WHAT IS BEING ASKED
Produce the listing below again, exactly as shown.
━━ SUPPLIED RECORDS
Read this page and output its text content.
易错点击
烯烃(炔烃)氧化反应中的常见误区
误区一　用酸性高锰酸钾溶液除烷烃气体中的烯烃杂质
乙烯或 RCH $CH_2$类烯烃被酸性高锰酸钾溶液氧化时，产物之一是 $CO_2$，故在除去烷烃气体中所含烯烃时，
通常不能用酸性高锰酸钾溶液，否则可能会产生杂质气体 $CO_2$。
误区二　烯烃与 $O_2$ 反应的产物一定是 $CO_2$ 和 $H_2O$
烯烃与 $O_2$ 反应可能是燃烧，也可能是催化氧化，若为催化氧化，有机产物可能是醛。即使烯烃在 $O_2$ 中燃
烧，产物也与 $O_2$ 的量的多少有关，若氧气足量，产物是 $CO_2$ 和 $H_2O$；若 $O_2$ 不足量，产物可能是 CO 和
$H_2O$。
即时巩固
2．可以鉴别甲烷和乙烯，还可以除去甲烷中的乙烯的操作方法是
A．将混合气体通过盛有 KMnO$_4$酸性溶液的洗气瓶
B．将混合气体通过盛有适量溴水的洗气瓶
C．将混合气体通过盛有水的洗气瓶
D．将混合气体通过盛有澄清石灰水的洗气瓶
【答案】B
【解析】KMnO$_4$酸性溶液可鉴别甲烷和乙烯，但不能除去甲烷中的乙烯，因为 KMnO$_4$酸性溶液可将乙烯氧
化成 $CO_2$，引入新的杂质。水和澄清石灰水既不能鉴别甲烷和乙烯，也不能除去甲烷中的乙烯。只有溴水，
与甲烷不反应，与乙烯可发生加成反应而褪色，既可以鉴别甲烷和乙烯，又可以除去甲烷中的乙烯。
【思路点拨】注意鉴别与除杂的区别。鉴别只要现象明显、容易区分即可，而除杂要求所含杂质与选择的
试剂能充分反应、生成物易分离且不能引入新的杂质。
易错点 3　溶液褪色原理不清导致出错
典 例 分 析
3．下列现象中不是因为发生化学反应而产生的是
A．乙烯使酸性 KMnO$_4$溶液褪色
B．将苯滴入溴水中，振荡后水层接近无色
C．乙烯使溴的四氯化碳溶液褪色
━━━━
SOLUTION TO THIS EXERCISE
Read this page and output its text content.
易错点击
烯烃(炔烃)氧化反应中的常见误区
误区一　用酸性高锰酸钾溶液除烷烃气体中的烯烃杂质
乙烯或 RCH $CH_2$类烯烃被酸性高锰酸钾溶液氧化时，产物之一是 $CO_2$，故在除去烷烃气体中所含烯烃时，
通常不能用酸性高锰酸钾溶液，否则可能会产生杂质气体 $CO_2$。
误区二　烯烃与 $O_2$ 反应的产物一定是 $CO_2$ 和 $H_2O$
烯烃与 $O_2$ 反应可能是燃烧，也可能是催化氧化，若为催化氧化，有机产物可能是醛。即使烯烃在 $O_2$ 中燃
烧，产物也与 $O_2$ 的量的多少有关，若氧气足量，产物是 $CO_2$ 和 $H_2O$；若 $O_2$ 不足量，产物可能是 CO 和
$H_2O$。
即时巩固
2．可以鉴别甲烷和乙烯，还可以除去甲烷中的乙烯的操作方法是
A．将混合气体通过盛有 KMnO$_4$酸性溶液的洗气瓶
B．将混合气体通过盛有适量溴水的洗气瓶
C．将混合气体通过盛有水的洗气瓶
D．将混合气体通过盛有澄清石灰水的洗气瓶
【答案】B
【解析】KMnO$_4$酸性溶液可鉴别甲烷和乙烯，但不能除去甲烷中的乙烯，因为 KMnO$_4$酸性溶液可将乙烯氧
化成 $CO_2$，引入新的杂质。水和澄清石灰水既不能鉴别甲烷和乙烯，也不能除去甲烷中的乙烯。只有溴水，
与甲烷不反应，与乙烯可发生加成反应而褪色，既可以鉴别甲烷和乙烯，又可以除去甲烷中的乙烯。
【思路点拨】注意鉴别与除杂的区别。鉴别只要现象明显、容易区分即可，而除杂要求所含杂质与选择的
试剂能充分反应、生成物易分离且不能引入新的杂质。
易错点 3　溶液褪色原理不清导致出错
典 例 分 析
3．下列现象中不是因为发生化学反应而产生的是
A．乙烯使酸性 KMnO$_4$溶液褪色
B．将苯滴入溴水中，振荡后水层接近无色
C．乙烯使溴的四氯化碳溶液褪色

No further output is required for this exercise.